> [Goal]: Count the lines of the material below that contain the string "leading", and give only the number.

> [Supplied records]:
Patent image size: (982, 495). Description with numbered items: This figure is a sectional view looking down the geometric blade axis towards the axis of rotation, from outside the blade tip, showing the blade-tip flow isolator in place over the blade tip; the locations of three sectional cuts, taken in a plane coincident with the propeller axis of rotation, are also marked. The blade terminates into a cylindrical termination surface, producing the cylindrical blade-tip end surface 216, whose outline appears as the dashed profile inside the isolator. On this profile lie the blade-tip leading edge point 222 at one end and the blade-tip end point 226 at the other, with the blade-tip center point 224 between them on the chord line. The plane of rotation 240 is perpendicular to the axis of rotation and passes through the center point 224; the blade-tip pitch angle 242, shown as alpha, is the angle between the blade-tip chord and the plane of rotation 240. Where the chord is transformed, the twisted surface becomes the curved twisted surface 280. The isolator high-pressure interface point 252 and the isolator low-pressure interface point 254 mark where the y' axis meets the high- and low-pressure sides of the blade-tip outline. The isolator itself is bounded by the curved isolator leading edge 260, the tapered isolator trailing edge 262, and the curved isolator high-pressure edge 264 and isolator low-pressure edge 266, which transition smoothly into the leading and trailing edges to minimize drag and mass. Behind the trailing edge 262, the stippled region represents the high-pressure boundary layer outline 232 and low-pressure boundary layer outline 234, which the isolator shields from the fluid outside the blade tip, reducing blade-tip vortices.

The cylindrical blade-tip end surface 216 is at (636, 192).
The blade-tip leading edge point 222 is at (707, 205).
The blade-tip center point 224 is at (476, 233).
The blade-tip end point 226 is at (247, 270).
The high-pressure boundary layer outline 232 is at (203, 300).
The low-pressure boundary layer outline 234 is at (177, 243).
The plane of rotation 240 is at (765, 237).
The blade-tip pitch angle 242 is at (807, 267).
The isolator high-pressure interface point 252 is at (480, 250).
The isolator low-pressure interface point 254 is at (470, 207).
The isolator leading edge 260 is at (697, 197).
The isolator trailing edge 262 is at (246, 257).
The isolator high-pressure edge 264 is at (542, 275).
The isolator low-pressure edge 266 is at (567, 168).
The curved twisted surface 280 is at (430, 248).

> [Final result]: 3